Goal – Below, find each line holding "Quinta" and state how many there are, using the number alone.

Extracted records:
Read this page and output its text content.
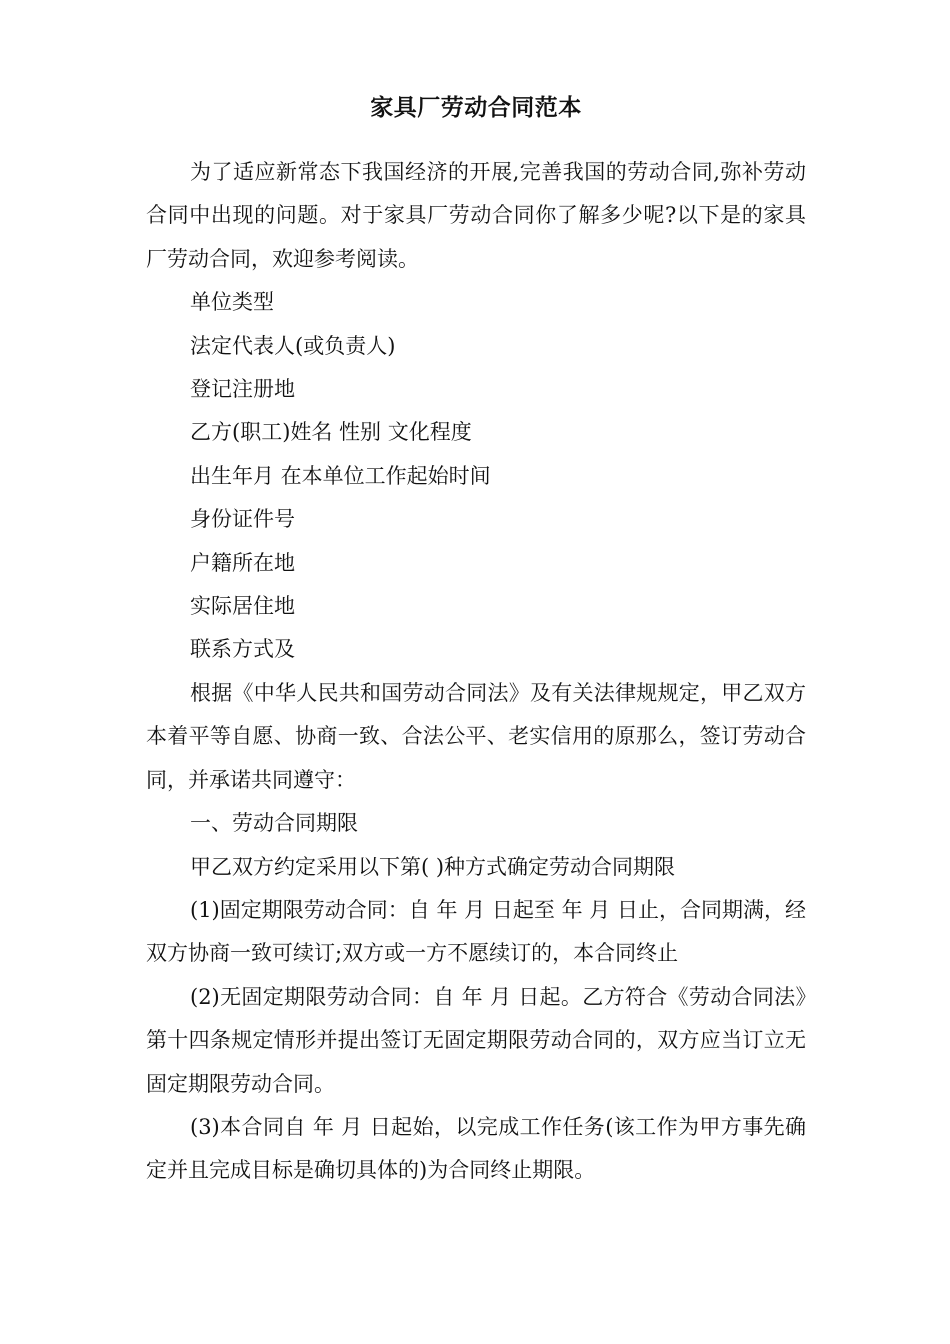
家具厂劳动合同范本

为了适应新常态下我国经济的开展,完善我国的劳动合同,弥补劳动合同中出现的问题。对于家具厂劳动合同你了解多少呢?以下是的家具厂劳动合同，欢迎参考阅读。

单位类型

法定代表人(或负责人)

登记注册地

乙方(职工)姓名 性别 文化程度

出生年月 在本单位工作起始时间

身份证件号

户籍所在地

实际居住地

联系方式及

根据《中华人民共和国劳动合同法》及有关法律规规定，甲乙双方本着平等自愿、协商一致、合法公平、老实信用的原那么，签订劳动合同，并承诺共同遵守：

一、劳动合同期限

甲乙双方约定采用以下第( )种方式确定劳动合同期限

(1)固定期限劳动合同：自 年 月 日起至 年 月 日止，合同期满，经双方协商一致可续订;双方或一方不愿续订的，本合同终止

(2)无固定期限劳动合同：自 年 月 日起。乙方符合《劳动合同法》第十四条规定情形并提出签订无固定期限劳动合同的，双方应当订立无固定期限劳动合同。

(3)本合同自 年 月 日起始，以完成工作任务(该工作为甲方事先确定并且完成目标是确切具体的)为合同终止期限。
* * *
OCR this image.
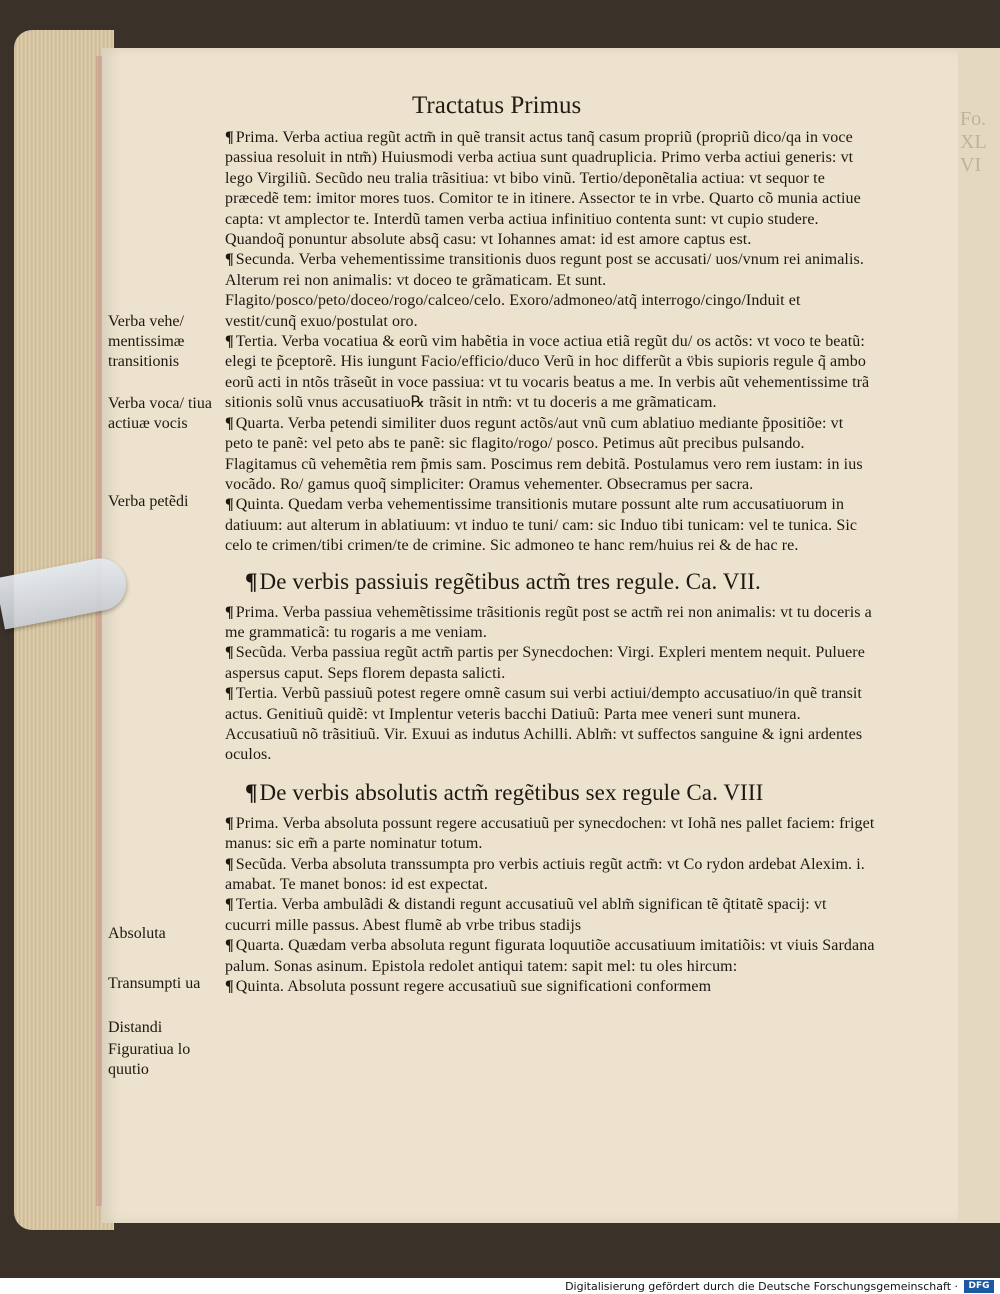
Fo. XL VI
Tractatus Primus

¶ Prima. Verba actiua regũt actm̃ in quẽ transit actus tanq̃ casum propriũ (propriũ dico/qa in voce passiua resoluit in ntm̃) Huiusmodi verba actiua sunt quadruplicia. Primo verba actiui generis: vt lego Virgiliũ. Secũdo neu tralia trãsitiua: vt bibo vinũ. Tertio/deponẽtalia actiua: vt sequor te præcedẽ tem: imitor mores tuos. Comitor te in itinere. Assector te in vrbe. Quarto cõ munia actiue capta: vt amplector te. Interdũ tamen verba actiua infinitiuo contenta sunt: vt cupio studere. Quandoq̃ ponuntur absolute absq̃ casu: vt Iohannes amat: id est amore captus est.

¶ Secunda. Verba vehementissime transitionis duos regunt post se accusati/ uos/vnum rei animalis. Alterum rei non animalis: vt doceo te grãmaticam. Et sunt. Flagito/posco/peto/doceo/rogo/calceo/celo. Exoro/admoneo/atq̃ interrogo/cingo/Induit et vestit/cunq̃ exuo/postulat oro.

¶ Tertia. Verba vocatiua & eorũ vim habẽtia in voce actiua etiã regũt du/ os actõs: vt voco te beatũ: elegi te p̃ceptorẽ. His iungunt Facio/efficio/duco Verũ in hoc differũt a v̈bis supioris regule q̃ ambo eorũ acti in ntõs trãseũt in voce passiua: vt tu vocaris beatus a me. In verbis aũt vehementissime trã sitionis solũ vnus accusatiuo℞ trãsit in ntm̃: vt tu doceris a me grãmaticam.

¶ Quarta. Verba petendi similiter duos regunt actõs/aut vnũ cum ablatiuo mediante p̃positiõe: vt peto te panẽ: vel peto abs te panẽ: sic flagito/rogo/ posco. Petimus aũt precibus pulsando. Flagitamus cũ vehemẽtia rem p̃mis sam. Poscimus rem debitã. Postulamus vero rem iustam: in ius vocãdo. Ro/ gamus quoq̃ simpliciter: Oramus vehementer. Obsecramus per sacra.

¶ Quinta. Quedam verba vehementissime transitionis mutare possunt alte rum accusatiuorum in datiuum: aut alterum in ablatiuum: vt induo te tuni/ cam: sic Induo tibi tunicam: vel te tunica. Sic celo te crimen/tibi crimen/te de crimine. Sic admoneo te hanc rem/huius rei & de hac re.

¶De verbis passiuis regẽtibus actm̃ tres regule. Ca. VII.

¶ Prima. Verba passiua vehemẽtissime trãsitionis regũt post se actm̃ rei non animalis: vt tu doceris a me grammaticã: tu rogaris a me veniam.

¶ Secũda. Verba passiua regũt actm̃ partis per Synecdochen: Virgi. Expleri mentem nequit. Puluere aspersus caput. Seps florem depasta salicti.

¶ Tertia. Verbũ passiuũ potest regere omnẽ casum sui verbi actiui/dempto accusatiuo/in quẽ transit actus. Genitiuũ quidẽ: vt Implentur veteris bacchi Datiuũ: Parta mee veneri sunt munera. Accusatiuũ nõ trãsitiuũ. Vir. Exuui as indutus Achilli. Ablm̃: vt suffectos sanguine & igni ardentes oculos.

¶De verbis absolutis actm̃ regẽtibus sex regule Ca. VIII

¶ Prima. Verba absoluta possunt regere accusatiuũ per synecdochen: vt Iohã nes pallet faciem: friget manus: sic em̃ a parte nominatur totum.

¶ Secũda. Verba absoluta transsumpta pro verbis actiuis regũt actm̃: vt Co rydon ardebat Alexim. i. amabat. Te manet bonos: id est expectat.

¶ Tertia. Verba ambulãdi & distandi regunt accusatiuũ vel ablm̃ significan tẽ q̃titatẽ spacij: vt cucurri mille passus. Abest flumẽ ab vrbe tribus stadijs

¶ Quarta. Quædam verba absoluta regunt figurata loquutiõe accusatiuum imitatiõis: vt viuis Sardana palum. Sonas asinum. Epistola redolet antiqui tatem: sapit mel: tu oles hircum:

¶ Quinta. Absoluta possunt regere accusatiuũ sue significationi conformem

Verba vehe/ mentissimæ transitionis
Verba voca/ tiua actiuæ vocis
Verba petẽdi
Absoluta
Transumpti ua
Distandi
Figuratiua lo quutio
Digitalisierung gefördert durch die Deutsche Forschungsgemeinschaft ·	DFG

Completed exercise – 2